What is asked: Print out each record below, unaltered and complete, without its images.
-- Start --
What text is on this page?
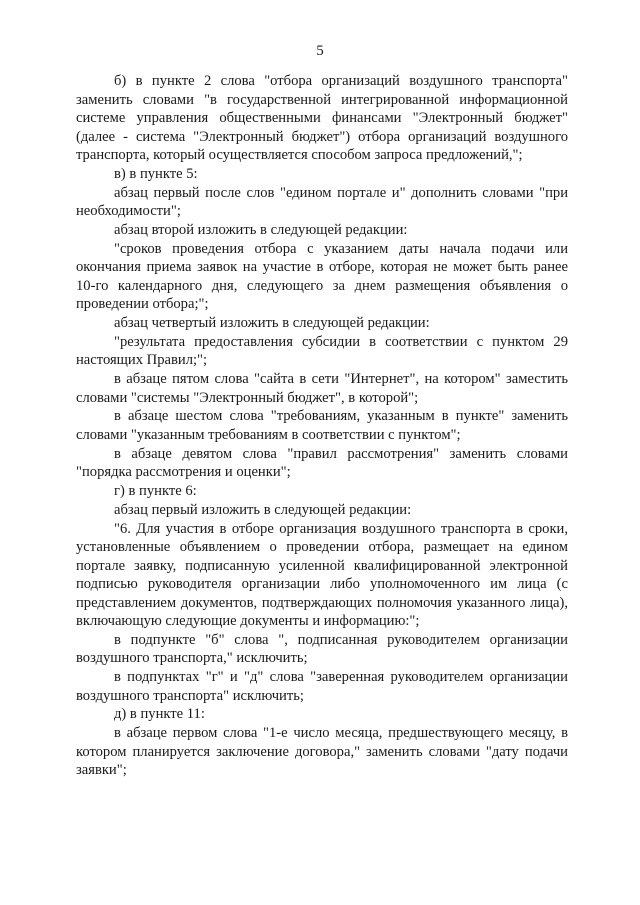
5

б) в пункте 2 слова "отбора организаций воздушного транспорта" заменить словами "в государственной интегрированной информационной системе управления общественными финансами "Электронный бюджет" (далее - система "Электронный бюджет") отбора организаций воздушного транспорта, который осуществляется способом запроса предложений,";

в) в пункте 5:

абзац первый после слов "едином портале и" дополнить словами "при необходимости";

абзац второй изложить в следующей редакции:

"сроков проведения отбора с указанием даты начала подачи или окончания приема заявок на участие в отборе, которая не может быть ранее 10-го календарного дня, следующего за днем размещения объявления о проведении отбора;";

абзац четвертый изложить в следующей редакции:

"результата предоставления субсидии в соответствии с пунктом 29 настоящих Правил;";

в абзаце пятом слова "сайта в сети "Интернет", на котором" заместить словами "системы "Электронный бюджет", в которой";

в абзаце шестом слова "требованиям, указанным в пункте" заменить словами "указанным требованиям в соответствии с пунктом";

в абзаце девятом слова "правил рассмотрения" заменить словами "порядка рассмотрения и оценки";

г) в пункте 6:

абзац первый изложить в следующей редакции:

"6. Для участия в отборе организация воздушного транспорта в сроки, установленные объявлением о проведении отбора, размещает на едином портале заявку, подписанную усиленной квалифицированной электронной подписью руководителя организации либо уполномоченного им лица (с представлением документов, подтверждающих полномочия указанного лица), включающую следующие документы и информацию:";

в подпункте "б" слова ", подписанная руководителем организации воздушного транспорта," исключить;

в подпунктах "г" и "д" слова "заверенная руководителем организации воздушного транспорта" исключить;

д) в пункте 11:

в абзаце первом слова "1-е число месяца, предшествующего месяцу, в котором планируется заключение договора," заменить словами "дату подачи заявки";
-- End --
Correct output:
What text is on this page?
5

б) в пункте 2 слова "отбора организаций воздушного транспорта" заменить словами "в государственной интегрированной информационной системе управления общественными финансами "Электронный бюджет" (далее - система "Электронный бюджет") отбора организаций воздушного транспорта, который осуществляется способом запроса предложений,";

в) в пункте 5:

абзац первый после слов "едином портале и" дополнить словами "при необходимости";

абзац второй изложить в следующей редакции:

"сроков проведения отбора с указанием даты начала подачи или окончания приема заявок на участие в отборе, которая не может быть ранее 10-го календарного дня, следующего за днем размещения объявления о проведении отбора;";

абзац четвертый изложить в следующей редакции:

"результата предоставления субсидии в соответствии с пунктом 29 настоящих Правил;";

в абзаце пятом слова "сайта в сети "Интернет", на котором" заместить словами "системы "Электронный бюджет", в которой";

в абзаце шестом слова "требованиям, указанным в пункте" заменить словами "указанным требованиям в соответствии с пунктом";

в абзаце девятом слова "правил рассмотрения" заменить словами "порядка рассмотрения и оценки";

г) в пункте 6:

абзац первый изложить в следующей редакции:

"6. Для участия в отборе организация воздушного транспорта в сроки, установленные объявлением о проведении отбора, размещает на едином портале заявку, подписанную усиленной квалифицированной электронной подписью руководителя организации либо уполномоченного им лица (с представлением документов, подтверждающих полномочия указанного лица), включающую следующие документы и информацию:";

в подпункте "б" слова ", подписанная руководителем организации воздушного транспорта," исключить;

в подпунктах "г" и "д" слова "заверенная руководителем организации воздушного транспорта" исключить;

д) в пункте 11:

в абзаце первом слова "1-е число месяца, предшествующего месяцу, в котором планируется заключение договора," заменить словами "дату подачи заявки";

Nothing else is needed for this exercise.